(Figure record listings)
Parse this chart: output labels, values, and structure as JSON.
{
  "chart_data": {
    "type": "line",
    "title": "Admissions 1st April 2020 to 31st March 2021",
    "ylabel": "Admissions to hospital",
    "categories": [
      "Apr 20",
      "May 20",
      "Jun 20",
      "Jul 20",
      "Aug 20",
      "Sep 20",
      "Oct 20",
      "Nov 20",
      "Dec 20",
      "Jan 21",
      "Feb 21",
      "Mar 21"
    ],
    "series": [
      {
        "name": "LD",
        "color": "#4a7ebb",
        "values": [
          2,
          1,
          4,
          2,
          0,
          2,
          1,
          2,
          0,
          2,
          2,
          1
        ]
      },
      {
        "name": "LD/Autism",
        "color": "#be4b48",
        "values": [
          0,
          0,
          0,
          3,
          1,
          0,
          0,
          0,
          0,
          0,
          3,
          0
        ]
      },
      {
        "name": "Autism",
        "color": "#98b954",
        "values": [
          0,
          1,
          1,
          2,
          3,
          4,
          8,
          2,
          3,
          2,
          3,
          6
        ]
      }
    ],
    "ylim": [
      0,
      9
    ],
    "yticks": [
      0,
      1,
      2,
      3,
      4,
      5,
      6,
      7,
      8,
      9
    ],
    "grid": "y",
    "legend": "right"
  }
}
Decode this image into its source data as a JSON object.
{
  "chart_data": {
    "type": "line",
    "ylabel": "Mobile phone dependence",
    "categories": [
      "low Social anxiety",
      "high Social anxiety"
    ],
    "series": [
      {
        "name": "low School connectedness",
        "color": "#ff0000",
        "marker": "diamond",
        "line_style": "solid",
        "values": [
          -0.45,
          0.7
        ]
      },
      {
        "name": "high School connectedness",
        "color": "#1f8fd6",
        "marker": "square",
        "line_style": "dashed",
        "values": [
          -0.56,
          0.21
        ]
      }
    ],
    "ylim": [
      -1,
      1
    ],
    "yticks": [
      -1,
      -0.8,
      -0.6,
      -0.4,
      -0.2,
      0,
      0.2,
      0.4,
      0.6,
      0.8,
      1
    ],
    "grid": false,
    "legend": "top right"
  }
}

Set task: Each line from the one containing "Decode this image" to the end of the listing above should be copied exactly, and nothing else.

Expected answer:
Decode this image into its source data as a JSON object.
{
  "chart_data": {
    "type": "line",
    "ylabel": "Mobile phone dependence",
    "categories": [
      "low Social anxiety",
      "high Social anxiety"
    ],
    "series": [
      {
        "name": "low School connectedness",
        "color": "#ff0000",
        "marker": "diamond",
        "line_style": "solid",
        "values": [
          -0.45,
          0.7
        ]
      },
      {
        "name": "high School connectedness",
        "color": "#1f8fd6",
        "marker": "square",
        "line_style": "dashed",
        "values": [
          -0.56,
          0.21
        ]
      }
    ],
    "ylim": [
      -1,
      1
    ],
    "yticks": [
      -1,
      -0.8,
      -0.6,
      -0.4,
      -0.2,
      0,
      0.2,
      0.4,
      0.6,
      0.8,
      1
    ],
    "grid": false,
    "legend": "top right"
  }
}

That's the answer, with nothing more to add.